* BEGIN *

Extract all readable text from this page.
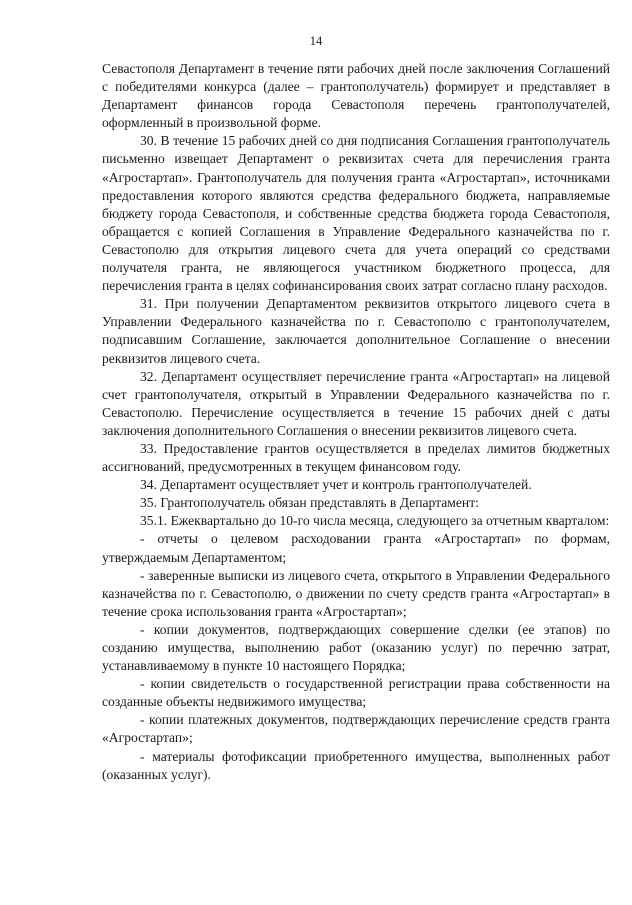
14

Севастополя Департамент в течение пяти рабочих дней после заключения Соглашений с победителями конкурса (далее – грантополучатель) формирует и представляет в Департамент финансов города Севастополя перечень грантополучателей, оформленный в произвольной форме.

30. В течение 15 рабочих дней со дня подписания Соглашения грантополучатель письменно извещает Департамент о реквизитах счета для перечисления гранта «Агростартап». Грантополучатель для получения гранта «Агростартап», источниками предоставления которого являются средства федерального бюджета, направляемые бюджету города Севастополя, и собственные средства бюджета города Севастополя, обращается с копией Соглашения в Управление Федерального казначейства по г. Севастополю для открытия лицевого счета для учета операций со средствами получателя гранта, не являющегося участником бюджетного процесса, для перечисления гранта в целях софинансирования своих затрат согласно плану расходов.

31. При получении Департаментом реквизитов открытого лицевого счета в Управлении Федерального казначейства по г. Севастополю с грантополучателем, подписавшим Соглашение, заключается дополнительное Соглашение о внесении реквизитов лицевого счета.

32. Департамент осуществляет перечисление гранта «Агростартап» на лицевой счет грантополучателя, открытый в Управлении Федерального казначейства по г. Севастополю. Перечисление осуществляется в течение 15 рабочих дней с даты заключения дополнительного Соглашения о внесении реквизитов лицевого счета.

33. Предоставление грантов осуществляется в пределах лимитов бюджетных ассигнований, предусмотренных в текущем финансовом году.

34. Департамент осуществляет учет и контроль грантополучателей.

35. Грантополучатель обязан представлять в Департамент:

35.1. Ежеквартально до 10-го числа месяца, следующего за отчетным кварталом:

- отчеты о целевом расходовании гранта «Агростартап» по формам, утверждаемым Департаментом;

- заверенные выписки из лицевого счета, открытого в Управлении Федерального казначейства по г. Севастополю, о движении по счету средств гранта «Агростартап» в течение срока использования гранта «Агростартап»;

- копии документов, подтверждающих совершение сделки (ее этапов) по созданию имущества, выполнению работ (оказанию услуг) по перечню затрат, устанавливаемому в пункте 10 настоящего Порядка;

- копии свидетельств о государственной регистрации права собственности на созданные объекты недвижимого имущества;

- копии платежных документов, подтверждающих перечисление средств гранта «Агростартап»;

- материалы фотофиксации приобретенного имущества, выполненных работ (оказанных услуг).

* END *

• _Work to be completed_:
Copy every line in the records above that contains the word "имущества".

• _Response to the task_:
- копии документов, подтверждающих совершение сделки (ее этапов) по созданию имущества, выполнению работ (оказанию услуг) по перечню затрат, устанавливаемому в пункте 10 настоящего Порядка;
- копии свидетельств о государственной регистрации права собственности на созданные объекты недвижимого имущества;
- материалы фотофиксации приобретенного имущества, выполненных работ (оказанных услуг).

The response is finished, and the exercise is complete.